**Problem statement:** Count every line in the entries that contains "right". Report that count alone.

[Data entries for graphics]

• • • • • • •

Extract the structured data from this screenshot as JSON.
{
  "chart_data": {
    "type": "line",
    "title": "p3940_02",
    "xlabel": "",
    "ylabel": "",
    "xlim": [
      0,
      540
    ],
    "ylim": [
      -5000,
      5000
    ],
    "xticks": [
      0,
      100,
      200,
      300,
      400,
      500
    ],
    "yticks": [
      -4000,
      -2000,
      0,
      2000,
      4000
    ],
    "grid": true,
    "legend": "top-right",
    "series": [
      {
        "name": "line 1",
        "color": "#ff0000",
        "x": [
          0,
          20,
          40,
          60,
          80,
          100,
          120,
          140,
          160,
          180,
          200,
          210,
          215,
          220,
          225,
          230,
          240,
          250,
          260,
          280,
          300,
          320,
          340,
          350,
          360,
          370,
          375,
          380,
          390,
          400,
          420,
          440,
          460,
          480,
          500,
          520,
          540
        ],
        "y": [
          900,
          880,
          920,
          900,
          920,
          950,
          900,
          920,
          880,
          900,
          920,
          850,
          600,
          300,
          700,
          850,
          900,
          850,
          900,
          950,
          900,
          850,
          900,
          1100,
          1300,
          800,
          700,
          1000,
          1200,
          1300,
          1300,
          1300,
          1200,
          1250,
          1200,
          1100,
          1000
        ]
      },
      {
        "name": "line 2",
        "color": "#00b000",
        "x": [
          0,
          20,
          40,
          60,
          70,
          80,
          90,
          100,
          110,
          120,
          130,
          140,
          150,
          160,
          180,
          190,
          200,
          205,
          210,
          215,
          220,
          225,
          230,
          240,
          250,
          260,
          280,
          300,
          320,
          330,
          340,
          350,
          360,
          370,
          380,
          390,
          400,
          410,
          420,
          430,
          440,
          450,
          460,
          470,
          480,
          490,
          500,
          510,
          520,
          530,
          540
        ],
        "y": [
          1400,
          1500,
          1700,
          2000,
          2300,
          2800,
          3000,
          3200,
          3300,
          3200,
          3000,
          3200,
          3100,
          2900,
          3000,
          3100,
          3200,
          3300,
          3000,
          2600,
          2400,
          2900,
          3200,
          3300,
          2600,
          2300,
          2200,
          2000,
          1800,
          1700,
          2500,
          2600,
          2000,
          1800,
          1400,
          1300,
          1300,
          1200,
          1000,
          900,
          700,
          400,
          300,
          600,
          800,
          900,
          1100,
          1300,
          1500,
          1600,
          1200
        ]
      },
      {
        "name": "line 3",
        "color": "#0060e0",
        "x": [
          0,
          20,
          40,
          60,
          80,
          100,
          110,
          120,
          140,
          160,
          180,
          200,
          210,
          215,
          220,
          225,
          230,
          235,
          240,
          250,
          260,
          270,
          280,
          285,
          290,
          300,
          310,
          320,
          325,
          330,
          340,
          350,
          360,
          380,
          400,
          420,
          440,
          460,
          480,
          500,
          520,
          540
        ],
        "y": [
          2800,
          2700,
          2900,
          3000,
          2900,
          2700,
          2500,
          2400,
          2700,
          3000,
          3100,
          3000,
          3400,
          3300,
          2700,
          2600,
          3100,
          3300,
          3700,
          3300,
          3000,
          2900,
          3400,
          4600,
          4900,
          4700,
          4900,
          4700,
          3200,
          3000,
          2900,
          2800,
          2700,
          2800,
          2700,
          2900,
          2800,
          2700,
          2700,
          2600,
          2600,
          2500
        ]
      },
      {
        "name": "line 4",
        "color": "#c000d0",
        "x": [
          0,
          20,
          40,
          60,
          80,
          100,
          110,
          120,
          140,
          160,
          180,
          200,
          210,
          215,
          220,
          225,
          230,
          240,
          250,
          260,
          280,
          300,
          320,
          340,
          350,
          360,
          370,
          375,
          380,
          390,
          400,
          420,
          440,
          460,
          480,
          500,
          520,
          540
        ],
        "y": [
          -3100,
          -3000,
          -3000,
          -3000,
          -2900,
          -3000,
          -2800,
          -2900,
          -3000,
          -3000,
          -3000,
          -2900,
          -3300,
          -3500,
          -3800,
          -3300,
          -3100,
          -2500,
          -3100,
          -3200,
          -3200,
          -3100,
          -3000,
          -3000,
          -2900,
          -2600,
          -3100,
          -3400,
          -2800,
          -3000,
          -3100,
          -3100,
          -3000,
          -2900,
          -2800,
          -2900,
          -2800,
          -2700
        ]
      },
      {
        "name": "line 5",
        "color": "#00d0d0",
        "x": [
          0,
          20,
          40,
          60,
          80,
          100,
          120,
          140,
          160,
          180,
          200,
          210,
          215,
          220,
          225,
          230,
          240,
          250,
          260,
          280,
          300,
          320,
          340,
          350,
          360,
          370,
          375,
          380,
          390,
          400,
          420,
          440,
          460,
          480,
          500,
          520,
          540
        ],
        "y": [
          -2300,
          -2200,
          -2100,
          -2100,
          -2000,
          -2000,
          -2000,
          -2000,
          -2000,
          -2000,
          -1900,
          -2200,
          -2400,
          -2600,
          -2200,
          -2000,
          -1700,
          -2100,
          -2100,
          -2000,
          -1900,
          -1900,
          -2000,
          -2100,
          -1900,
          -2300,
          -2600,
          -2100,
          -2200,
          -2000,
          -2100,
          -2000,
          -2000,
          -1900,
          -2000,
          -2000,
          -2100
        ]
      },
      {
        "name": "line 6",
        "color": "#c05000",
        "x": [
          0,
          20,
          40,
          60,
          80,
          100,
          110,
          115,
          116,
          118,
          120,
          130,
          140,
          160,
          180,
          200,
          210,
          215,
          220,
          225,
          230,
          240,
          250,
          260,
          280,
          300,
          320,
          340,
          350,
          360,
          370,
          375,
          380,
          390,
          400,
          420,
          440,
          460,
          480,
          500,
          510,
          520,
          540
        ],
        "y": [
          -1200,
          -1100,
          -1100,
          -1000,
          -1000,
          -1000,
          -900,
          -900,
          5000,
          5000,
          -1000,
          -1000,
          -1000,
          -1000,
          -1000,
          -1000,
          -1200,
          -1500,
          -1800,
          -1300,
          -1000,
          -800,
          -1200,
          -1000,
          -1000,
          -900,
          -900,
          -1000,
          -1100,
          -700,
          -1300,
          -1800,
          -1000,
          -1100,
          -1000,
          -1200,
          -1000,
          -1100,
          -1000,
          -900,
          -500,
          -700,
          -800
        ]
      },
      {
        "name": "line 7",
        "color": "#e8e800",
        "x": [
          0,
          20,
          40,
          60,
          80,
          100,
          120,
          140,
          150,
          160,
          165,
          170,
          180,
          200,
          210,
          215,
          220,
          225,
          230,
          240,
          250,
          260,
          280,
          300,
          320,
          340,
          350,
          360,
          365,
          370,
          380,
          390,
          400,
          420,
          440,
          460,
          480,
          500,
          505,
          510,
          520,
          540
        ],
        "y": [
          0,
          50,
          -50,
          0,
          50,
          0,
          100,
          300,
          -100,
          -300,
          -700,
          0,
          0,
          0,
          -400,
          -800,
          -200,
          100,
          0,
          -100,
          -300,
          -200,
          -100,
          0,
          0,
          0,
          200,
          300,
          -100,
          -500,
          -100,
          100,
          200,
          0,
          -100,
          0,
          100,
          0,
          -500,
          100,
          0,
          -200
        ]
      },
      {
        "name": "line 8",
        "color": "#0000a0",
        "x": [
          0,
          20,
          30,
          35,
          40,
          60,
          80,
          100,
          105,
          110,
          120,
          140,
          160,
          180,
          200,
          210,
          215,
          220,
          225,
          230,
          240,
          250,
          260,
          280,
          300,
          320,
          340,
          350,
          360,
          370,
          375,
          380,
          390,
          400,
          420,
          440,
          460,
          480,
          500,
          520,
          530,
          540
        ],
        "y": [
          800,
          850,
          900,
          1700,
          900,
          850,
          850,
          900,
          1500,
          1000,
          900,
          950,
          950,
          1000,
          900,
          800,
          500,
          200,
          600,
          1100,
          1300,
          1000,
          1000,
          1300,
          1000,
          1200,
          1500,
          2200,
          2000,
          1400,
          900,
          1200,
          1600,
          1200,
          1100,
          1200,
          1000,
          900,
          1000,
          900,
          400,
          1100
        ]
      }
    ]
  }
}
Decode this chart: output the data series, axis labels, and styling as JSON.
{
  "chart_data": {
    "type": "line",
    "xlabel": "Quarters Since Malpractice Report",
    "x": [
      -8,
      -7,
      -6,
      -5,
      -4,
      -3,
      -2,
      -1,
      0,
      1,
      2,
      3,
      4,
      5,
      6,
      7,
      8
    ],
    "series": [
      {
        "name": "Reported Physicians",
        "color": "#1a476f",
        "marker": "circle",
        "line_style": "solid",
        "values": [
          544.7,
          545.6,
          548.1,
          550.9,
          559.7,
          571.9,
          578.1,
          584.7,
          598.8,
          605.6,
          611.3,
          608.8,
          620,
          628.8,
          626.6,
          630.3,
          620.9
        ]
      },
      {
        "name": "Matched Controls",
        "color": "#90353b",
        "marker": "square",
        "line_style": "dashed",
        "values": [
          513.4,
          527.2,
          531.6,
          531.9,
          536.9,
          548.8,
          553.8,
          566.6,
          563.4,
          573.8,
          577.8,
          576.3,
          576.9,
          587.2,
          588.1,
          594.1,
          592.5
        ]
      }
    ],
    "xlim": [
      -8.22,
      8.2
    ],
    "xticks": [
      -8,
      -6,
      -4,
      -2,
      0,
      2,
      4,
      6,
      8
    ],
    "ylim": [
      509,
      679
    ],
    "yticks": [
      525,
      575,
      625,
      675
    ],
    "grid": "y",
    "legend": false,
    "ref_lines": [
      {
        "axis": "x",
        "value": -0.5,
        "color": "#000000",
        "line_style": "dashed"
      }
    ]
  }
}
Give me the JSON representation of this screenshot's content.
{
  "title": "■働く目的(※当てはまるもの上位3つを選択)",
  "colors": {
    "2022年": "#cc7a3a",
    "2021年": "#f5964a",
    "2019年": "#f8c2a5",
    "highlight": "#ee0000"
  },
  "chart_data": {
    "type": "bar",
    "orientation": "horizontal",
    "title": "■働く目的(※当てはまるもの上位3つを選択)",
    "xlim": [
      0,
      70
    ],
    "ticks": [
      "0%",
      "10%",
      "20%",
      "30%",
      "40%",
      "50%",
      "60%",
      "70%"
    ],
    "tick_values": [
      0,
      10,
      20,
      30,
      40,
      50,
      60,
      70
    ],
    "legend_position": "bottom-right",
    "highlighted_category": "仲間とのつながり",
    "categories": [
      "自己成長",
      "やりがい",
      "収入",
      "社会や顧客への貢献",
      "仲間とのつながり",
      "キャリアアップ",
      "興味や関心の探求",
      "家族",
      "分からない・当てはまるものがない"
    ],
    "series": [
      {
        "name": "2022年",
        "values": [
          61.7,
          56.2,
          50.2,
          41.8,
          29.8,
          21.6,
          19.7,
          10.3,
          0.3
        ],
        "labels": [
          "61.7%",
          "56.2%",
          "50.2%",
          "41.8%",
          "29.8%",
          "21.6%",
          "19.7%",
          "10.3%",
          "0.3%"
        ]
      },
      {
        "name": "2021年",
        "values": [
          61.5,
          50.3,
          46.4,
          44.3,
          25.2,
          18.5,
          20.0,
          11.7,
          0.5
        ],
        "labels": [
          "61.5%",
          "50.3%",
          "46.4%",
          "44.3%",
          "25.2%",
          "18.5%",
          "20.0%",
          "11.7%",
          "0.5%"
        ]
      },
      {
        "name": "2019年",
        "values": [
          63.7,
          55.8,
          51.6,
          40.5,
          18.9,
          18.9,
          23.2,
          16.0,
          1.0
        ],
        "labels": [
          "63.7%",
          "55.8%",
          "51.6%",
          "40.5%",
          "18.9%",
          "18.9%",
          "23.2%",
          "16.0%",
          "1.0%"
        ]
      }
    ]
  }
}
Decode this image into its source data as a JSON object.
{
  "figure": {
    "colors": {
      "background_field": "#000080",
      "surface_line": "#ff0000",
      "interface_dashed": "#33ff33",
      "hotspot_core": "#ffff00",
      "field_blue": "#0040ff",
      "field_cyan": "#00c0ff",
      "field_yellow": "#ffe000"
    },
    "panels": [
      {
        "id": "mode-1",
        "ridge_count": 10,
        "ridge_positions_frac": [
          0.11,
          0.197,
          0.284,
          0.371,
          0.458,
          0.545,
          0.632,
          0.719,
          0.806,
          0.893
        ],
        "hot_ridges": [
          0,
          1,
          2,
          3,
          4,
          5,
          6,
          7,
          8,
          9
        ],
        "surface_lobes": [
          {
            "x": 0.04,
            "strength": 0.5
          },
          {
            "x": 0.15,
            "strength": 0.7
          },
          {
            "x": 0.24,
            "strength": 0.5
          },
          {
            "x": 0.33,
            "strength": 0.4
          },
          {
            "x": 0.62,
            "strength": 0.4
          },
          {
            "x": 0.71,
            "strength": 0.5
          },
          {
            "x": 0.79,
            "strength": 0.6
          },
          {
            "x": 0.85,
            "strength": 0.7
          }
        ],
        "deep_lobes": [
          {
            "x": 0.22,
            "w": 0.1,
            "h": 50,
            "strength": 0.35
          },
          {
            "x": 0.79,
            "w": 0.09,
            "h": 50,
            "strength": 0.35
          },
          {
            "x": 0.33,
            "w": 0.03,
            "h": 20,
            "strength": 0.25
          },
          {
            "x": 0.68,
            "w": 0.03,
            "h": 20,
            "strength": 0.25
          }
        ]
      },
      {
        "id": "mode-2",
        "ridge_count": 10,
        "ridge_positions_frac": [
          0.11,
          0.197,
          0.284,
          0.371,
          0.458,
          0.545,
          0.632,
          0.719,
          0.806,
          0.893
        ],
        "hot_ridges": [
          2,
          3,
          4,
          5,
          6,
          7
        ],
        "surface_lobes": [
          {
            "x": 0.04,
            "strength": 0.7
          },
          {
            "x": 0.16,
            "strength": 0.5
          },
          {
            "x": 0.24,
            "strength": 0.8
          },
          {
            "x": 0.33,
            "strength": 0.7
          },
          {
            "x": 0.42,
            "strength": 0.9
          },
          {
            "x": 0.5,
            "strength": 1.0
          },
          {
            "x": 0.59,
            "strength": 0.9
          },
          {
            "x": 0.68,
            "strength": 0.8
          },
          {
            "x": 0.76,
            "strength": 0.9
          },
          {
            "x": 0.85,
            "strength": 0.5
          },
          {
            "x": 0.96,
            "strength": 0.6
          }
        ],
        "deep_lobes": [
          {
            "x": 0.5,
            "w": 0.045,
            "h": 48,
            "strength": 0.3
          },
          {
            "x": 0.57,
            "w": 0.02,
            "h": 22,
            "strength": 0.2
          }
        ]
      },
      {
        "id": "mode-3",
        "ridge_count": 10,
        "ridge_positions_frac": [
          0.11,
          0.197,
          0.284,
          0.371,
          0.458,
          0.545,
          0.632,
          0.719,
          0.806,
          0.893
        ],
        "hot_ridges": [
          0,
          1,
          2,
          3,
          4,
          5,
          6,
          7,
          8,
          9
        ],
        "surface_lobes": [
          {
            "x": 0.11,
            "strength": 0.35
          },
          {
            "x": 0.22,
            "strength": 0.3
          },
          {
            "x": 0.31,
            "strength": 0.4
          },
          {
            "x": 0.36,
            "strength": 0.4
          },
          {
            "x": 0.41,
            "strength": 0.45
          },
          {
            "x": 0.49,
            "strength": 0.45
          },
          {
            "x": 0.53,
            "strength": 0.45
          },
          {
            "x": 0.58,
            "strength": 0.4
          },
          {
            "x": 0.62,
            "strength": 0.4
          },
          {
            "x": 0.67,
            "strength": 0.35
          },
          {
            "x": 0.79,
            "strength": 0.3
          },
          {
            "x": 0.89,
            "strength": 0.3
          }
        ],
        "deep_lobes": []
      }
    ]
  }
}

• • • • • • •

**Solved problem:** 2